━━━ Dataset ━━━

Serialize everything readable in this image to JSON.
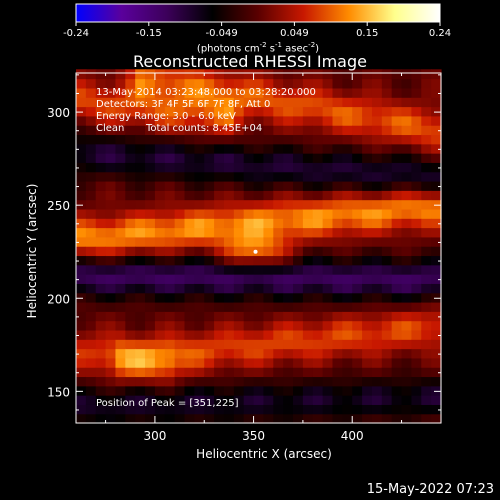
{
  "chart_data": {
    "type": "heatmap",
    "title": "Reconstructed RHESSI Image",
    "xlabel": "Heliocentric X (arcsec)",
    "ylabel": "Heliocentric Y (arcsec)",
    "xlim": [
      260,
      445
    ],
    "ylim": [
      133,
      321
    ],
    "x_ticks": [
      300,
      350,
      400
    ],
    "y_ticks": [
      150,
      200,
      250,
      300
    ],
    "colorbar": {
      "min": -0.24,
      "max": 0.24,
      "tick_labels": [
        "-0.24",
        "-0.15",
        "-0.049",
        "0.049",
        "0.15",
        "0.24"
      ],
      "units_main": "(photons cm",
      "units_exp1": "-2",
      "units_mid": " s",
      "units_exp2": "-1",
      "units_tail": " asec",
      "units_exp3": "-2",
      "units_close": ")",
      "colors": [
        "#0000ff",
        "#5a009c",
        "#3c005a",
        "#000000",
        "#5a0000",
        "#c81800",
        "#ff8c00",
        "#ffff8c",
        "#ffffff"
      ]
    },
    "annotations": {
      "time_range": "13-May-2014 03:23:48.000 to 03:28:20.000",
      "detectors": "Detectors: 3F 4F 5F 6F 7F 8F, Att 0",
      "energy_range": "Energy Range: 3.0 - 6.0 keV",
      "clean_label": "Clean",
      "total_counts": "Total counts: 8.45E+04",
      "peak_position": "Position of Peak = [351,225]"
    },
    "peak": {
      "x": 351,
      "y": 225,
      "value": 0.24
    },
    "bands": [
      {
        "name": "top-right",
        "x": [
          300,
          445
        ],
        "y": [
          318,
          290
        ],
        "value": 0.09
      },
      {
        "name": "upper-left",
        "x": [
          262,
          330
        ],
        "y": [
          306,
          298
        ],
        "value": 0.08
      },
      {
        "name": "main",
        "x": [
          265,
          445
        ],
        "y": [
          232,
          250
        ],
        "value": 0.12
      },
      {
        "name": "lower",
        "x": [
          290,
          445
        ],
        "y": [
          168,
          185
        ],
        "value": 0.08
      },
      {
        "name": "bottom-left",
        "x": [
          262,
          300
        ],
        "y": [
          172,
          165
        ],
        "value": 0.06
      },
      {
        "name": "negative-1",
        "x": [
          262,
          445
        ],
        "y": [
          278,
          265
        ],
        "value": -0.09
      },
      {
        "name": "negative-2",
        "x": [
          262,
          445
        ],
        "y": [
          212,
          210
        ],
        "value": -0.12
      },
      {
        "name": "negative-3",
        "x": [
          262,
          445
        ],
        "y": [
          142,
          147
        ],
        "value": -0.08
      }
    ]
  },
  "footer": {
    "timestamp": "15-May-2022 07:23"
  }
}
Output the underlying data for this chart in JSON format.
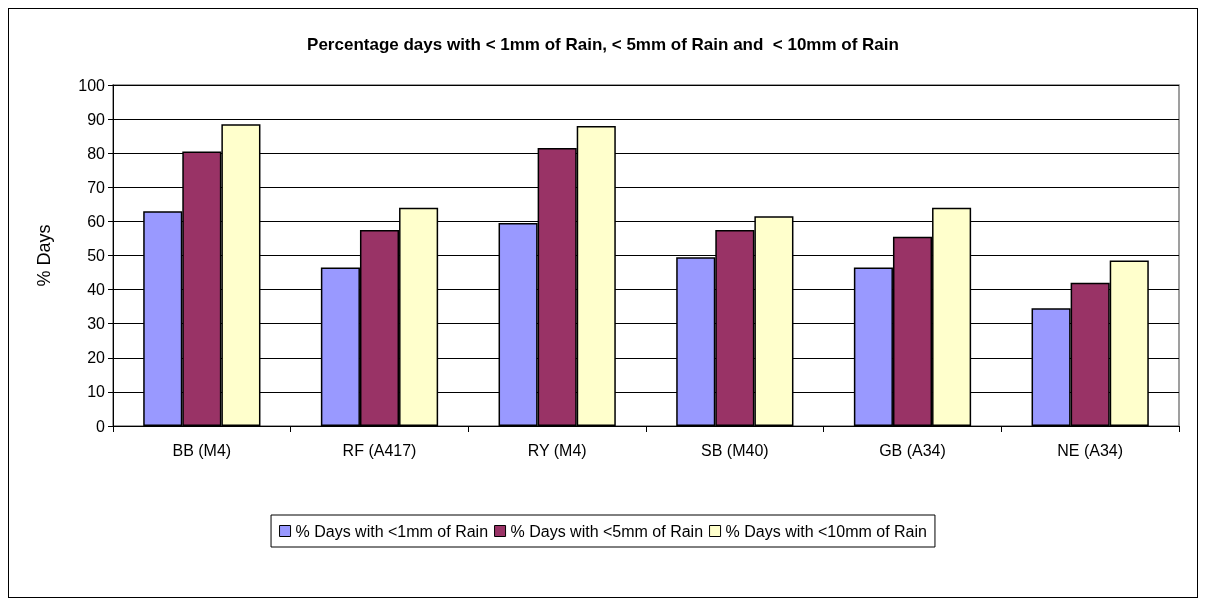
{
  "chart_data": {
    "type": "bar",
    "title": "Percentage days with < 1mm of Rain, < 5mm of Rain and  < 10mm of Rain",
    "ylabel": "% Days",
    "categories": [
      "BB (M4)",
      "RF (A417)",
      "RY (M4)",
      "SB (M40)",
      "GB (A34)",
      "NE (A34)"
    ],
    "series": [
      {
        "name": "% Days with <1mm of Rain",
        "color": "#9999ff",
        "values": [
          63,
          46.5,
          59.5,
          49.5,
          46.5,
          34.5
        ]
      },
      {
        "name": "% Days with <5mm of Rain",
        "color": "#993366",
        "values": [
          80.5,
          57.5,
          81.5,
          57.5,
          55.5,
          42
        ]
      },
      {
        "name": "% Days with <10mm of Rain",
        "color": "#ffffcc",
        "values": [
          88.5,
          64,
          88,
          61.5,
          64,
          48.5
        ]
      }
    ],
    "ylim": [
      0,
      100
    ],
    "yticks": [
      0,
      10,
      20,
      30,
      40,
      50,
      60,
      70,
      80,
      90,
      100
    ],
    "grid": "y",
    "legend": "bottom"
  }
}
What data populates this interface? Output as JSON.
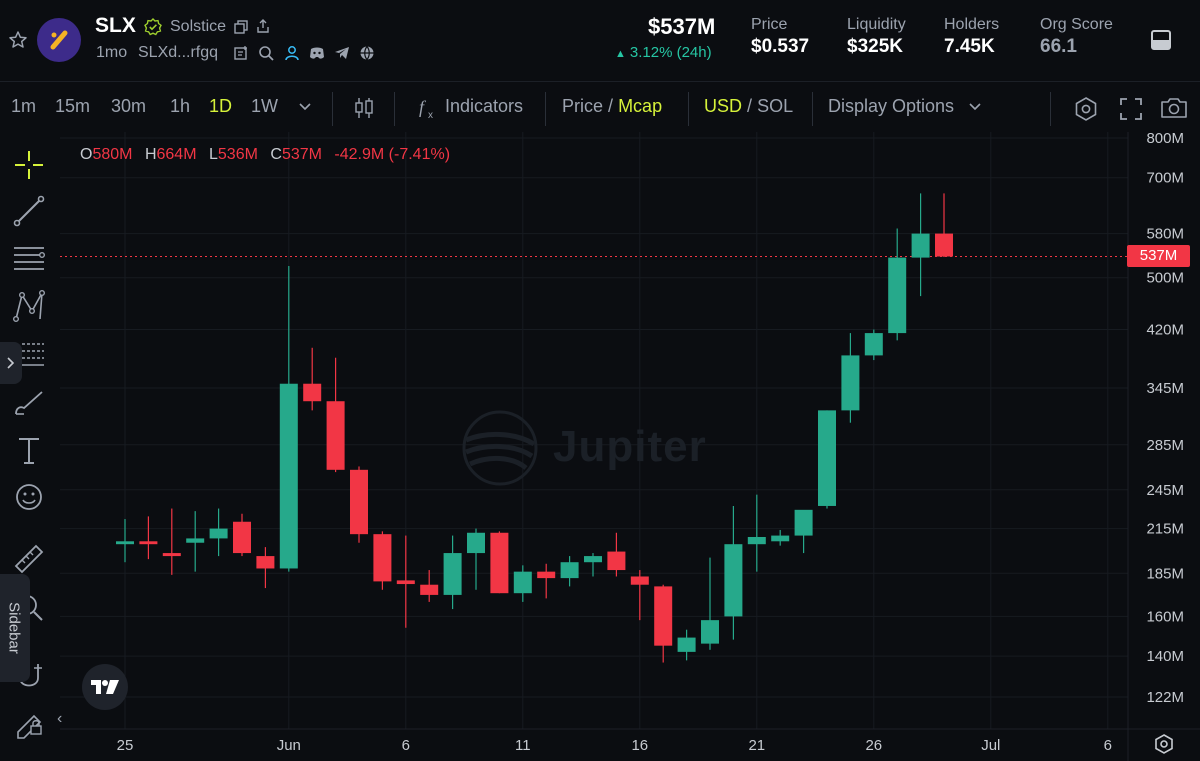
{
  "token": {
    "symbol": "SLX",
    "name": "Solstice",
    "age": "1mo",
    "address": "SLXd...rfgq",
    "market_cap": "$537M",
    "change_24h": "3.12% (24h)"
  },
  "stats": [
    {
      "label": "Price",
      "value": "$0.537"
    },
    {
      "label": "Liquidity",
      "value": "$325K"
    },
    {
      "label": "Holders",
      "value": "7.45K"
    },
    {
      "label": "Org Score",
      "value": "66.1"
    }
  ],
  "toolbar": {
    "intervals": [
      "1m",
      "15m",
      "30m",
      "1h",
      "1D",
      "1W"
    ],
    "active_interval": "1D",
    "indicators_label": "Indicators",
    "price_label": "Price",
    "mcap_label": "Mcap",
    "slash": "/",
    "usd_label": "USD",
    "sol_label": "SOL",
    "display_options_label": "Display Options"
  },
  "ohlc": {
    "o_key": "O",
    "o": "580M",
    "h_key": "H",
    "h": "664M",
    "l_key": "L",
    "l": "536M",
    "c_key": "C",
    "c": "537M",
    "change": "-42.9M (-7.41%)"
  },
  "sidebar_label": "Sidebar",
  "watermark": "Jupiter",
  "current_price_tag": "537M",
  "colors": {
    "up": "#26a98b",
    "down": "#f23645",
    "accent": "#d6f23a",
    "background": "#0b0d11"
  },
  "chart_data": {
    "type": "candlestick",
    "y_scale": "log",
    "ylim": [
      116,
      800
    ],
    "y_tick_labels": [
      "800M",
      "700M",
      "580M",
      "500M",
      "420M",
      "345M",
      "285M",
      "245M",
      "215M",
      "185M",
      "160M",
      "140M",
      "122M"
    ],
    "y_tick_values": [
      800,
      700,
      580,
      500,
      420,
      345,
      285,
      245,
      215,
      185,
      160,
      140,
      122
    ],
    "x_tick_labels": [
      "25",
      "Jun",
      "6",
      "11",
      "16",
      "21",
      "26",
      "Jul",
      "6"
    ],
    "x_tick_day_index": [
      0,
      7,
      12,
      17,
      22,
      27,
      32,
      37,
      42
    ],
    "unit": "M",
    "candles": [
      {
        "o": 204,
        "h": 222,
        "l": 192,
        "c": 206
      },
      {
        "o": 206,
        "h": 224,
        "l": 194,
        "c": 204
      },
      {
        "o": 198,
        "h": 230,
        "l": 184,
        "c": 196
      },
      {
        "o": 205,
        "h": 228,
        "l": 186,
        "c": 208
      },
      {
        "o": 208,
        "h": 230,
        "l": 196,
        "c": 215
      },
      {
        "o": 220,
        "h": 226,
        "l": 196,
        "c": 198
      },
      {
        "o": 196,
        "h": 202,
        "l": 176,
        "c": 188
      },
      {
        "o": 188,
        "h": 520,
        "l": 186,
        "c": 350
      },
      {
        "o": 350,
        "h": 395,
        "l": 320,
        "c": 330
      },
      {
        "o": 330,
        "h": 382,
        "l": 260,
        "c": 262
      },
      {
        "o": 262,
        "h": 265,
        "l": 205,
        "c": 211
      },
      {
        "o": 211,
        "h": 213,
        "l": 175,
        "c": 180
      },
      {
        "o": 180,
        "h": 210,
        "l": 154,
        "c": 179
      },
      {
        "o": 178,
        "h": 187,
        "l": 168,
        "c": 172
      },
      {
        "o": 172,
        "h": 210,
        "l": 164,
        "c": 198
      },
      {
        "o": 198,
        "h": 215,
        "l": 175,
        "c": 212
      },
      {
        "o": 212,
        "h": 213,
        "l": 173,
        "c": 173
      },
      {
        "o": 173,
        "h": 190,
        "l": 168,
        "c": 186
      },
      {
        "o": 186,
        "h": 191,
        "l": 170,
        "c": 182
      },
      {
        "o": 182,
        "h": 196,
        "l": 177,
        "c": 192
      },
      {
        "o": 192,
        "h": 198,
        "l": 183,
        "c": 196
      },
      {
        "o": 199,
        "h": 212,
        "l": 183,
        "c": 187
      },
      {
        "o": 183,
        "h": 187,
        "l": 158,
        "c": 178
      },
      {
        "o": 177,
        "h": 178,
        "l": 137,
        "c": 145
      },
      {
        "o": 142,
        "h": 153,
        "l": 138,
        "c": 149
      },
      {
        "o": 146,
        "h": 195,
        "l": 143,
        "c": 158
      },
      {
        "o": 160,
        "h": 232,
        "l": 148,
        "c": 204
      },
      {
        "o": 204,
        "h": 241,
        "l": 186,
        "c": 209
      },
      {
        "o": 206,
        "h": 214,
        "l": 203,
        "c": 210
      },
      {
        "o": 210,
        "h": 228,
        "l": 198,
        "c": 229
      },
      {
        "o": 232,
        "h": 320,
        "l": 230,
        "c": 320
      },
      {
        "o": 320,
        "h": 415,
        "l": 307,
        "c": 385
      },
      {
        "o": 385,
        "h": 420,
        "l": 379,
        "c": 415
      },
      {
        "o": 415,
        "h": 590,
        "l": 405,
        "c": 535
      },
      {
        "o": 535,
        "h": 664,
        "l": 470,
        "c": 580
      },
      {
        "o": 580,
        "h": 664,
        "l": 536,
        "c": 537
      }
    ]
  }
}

━━━
━━━ Dataset ━━━

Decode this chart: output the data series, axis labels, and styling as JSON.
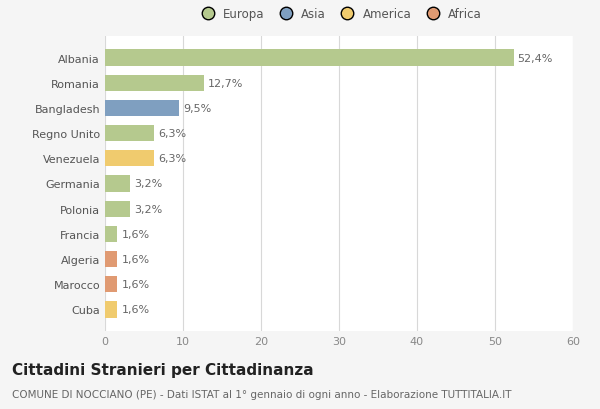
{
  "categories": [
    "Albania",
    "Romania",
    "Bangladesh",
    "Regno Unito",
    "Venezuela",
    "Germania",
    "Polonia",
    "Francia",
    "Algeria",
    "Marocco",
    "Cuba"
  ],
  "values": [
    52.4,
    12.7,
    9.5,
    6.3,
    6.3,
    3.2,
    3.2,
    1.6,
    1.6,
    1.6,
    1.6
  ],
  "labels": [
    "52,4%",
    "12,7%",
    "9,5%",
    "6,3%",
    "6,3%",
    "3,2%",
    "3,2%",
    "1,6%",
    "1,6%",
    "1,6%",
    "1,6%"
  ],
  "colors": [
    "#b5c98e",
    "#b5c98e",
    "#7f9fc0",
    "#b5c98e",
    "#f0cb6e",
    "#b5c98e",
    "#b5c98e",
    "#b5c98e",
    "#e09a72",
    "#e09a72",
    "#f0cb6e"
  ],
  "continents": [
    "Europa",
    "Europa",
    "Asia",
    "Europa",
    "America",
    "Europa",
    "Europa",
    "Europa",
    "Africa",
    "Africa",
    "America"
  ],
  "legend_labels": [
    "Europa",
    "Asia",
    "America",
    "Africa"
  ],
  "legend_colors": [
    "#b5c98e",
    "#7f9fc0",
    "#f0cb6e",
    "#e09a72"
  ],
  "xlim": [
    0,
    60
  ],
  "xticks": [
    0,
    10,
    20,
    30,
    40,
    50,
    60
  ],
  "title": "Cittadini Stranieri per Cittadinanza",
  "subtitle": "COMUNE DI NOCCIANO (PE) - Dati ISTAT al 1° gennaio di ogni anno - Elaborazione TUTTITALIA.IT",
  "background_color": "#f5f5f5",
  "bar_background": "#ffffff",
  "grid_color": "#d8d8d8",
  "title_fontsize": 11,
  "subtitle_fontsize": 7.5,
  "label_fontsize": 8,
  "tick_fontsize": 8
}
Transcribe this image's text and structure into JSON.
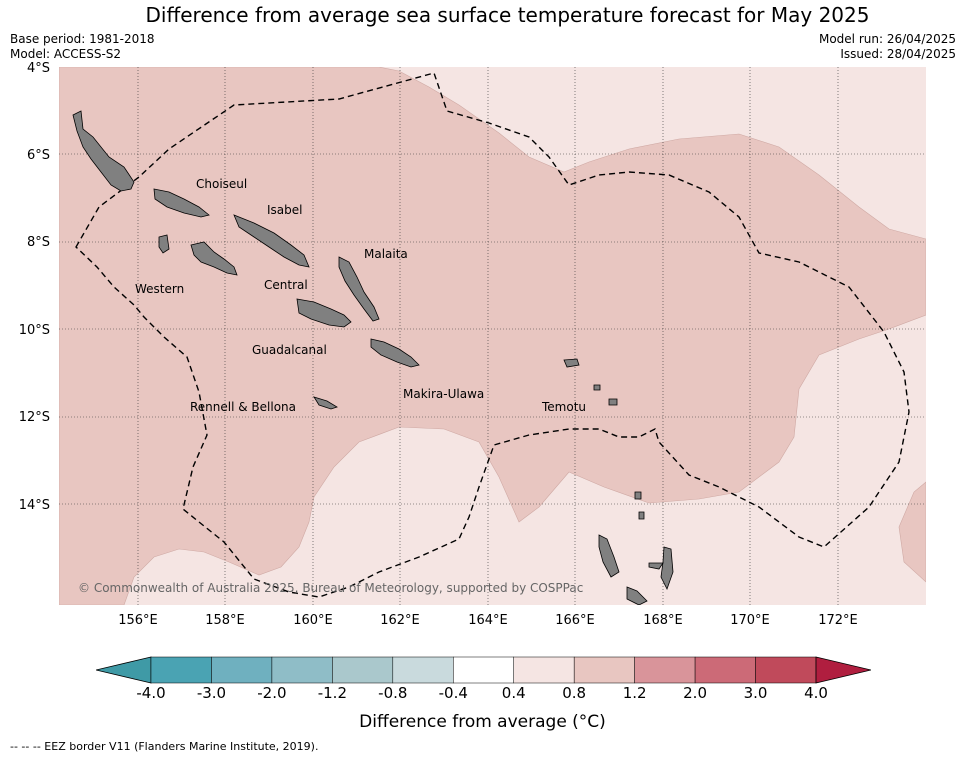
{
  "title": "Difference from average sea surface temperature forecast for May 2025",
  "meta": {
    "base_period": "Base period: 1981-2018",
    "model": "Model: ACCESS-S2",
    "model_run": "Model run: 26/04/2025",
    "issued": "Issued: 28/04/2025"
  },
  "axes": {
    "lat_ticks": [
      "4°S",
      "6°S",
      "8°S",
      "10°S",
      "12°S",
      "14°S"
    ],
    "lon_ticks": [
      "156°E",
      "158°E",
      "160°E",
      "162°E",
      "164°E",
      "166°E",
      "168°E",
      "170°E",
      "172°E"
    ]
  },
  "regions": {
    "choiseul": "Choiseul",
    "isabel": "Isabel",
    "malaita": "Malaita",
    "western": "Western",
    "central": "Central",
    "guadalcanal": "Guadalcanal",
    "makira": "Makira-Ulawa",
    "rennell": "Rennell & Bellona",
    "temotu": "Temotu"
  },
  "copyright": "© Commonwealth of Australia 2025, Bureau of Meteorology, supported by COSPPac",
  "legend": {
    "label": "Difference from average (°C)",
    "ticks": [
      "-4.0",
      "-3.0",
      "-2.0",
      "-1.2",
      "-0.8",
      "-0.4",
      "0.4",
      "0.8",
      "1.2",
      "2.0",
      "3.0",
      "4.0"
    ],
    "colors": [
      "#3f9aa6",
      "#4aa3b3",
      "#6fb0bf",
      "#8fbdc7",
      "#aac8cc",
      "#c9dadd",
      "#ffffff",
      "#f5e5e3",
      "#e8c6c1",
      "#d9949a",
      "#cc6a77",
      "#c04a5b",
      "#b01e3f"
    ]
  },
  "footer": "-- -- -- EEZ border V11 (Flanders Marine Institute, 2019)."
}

━━━

◆ What is expected:
Wherever a line in the data above holds "type", copy that line.

◆ Answer to this exercise:
    "type": "heatmap",
    "type": "bar",
    "type": "candlestick",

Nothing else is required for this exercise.